Problem to solve — All lines from the line containing "Convert this document image to plain text." up to and including the last line of the listing below should be echoed exactly; no other lines belong in the response.

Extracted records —
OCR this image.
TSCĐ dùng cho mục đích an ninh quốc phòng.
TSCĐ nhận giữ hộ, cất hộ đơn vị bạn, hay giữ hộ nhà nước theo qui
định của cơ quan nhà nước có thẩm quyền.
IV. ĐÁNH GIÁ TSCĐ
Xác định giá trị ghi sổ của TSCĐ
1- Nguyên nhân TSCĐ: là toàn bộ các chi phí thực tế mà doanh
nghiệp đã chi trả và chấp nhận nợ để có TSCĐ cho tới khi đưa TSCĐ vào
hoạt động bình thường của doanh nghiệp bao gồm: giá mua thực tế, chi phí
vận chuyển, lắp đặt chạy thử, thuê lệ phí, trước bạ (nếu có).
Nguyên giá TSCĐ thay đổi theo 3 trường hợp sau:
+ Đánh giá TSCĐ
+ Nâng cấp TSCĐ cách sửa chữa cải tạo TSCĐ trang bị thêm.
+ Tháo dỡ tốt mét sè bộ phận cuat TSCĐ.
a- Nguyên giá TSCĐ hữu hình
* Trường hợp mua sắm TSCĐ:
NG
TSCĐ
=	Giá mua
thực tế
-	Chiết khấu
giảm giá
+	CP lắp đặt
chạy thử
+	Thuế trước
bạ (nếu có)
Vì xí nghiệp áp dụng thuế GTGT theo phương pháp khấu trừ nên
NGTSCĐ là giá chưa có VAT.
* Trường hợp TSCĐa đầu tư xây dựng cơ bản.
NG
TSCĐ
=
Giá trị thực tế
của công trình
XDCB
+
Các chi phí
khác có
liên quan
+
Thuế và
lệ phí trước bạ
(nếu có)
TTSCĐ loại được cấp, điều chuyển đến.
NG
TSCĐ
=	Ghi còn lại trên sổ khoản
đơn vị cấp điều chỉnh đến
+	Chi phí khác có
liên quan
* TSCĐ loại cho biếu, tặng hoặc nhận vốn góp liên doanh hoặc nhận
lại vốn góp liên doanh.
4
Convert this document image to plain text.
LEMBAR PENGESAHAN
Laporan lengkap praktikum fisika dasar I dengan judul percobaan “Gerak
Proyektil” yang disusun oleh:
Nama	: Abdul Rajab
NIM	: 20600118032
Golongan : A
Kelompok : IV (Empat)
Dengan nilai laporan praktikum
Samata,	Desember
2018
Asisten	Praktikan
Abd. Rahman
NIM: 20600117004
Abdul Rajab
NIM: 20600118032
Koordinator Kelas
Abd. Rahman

Answer for this exercise —
Convert this document image to plain text.
LEMBAR PENGESAHAN
Laporan lengkap praktikum fisika dasar I dengan judul percobaan “Gerak
Proyektil” yang disusun oleh:
Nama	: Abdul Rajab
NIM	: 20600118032
Golongan : A
Kelompok : IV (Empat)
Dengan nilai laporan praktikum
Samata,	Desember
2018
Asisten	Praktikan
Abd. Rahman
NIM: 20600117004
Abdul Rajab
NIM: 20600118032
Koordinator Kelas
Abd. Rahman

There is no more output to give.